• _DATA TO PROCESS_
■ ■ ■ ■ ■

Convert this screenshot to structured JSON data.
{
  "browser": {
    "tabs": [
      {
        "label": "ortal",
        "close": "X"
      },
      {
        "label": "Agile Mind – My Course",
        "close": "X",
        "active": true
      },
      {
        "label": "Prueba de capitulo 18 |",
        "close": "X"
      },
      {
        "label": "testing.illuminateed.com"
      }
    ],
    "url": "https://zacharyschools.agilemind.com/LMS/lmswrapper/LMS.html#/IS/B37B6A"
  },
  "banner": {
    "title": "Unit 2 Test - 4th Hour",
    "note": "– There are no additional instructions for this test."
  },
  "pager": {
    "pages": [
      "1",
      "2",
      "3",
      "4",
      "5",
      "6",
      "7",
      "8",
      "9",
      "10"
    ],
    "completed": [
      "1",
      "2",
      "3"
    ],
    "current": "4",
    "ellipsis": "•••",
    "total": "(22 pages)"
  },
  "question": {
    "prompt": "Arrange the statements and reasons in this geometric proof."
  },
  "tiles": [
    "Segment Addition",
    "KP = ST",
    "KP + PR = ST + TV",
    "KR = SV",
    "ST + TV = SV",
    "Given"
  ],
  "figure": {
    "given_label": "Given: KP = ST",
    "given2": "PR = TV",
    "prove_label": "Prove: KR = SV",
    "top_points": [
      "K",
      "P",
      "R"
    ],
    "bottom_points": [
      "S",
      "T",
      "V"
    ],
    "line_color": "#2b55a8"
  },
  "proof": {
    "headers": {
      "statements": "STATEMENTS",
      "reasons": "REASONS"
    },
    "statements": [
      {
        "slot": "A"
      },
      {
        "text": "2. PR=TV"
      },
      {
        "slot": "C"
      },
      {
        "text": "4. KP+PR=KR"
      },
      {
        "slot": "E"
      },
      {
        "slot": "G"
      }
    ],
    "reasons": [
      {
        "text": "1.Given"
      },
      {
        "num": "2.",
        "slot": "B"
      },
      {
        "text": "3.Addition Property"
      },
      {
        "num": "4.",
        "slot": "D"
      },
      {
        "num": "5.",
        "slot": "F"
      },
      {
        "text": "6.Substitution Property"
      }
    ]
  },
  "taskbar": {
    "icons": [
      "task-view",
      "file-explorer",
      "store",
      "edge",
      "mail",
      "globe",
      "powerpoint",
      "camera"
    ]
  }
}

■ ■ ■ ■ ■

• _SHORT EXERCISE_
Copy all the records above exactly, missing none.

• _SOLVED EXERCISE_
Convert this screenshot to structured JSON data.
{
  "browser": {
    "tabs": [
      {
        "label": "ortal",
        "close": "X"
      },
      {
        "label": "Agile Mind – My Course",
        "close": "X",
        "active": true
      },
      {
        "label": "Prueba de capitulo 18 |",
        "close": "X"
      },
      {
        "label": "testing.illuminateed.com"
      }
    ],
    "url": "https://zacharyschools.agilemind.com/LMS/lmswrapper/LMS.html#/IS/B37B6A"
  },
  "banner": {
    "title": "Unit 2 Test - 4th Hour",
    "note": "– There are no additional instructions for this test."
  },
  "pager": {
    "pages": [
      "1",
      "2",
      "3",
      "4",
      "5",
      "6",
      "7",
      "8",
      "9",
      "10"
    ],
    "completed": [
      "1",
      "2",
      "3"
    ],
    "current": "4",
    "ellipsis": "•••",
    "total": "(22 pages)"
  },
  "question": {
    "prompt": "Arrange the statements and reasons in this geometric proof."
  },
  "tiles": [
    "Segment Addition",
    "KP = ST",
    "KP + PR = ST + TV",
    "KR = SV",
    "ST + TV = SV",
    "Given"
  ],
  "figure": {
    "given_label": "Given: KP = ST",
    "given2": "PR = TV",
    "prove_label": "Prove: KR = SV",
    "top_points": [
      "K",
      "P",
      "R"
    ],
    "bottom_points": [
      "S",
      "T",
      "V"
    ],
    "line_color": "#2b55a8"
  },
  "proof": {
    "headers": {
      "statements": "STATEMENTS",
      "reasons": "REASONS"
    },
    "statements": [
      {
        "slot": "A"
      },
      {
        "text": "2. PR=TV"
      },
      {
        "slot": "C"
      },
      {
        "text": "4. KP+PR=KR"
      },
      {
        "slot": "E"
      },
      {
        "slot": "G"
      }
    ],
    "reasons": [
      {
        "text": "1.Given"
      },
      {
        "num": "2.",
        "slot": "B"
      },
      {
        "text": "3.Addition Property"
      },
      {
        "num": "4.",
        "slot": "D"
      },
      {
        "num": "5.",
        "slot": "F"
      },
      {
        "text": "6.Substitution Property"
      }
    ]
  },
  "taskbar": {
    "icons": [
      "task-view",
      "file-explorer",
      "store",
      "edge",
      "mail",
      "globe",
      "powerpoint",
      "camera"
    ]
  }
}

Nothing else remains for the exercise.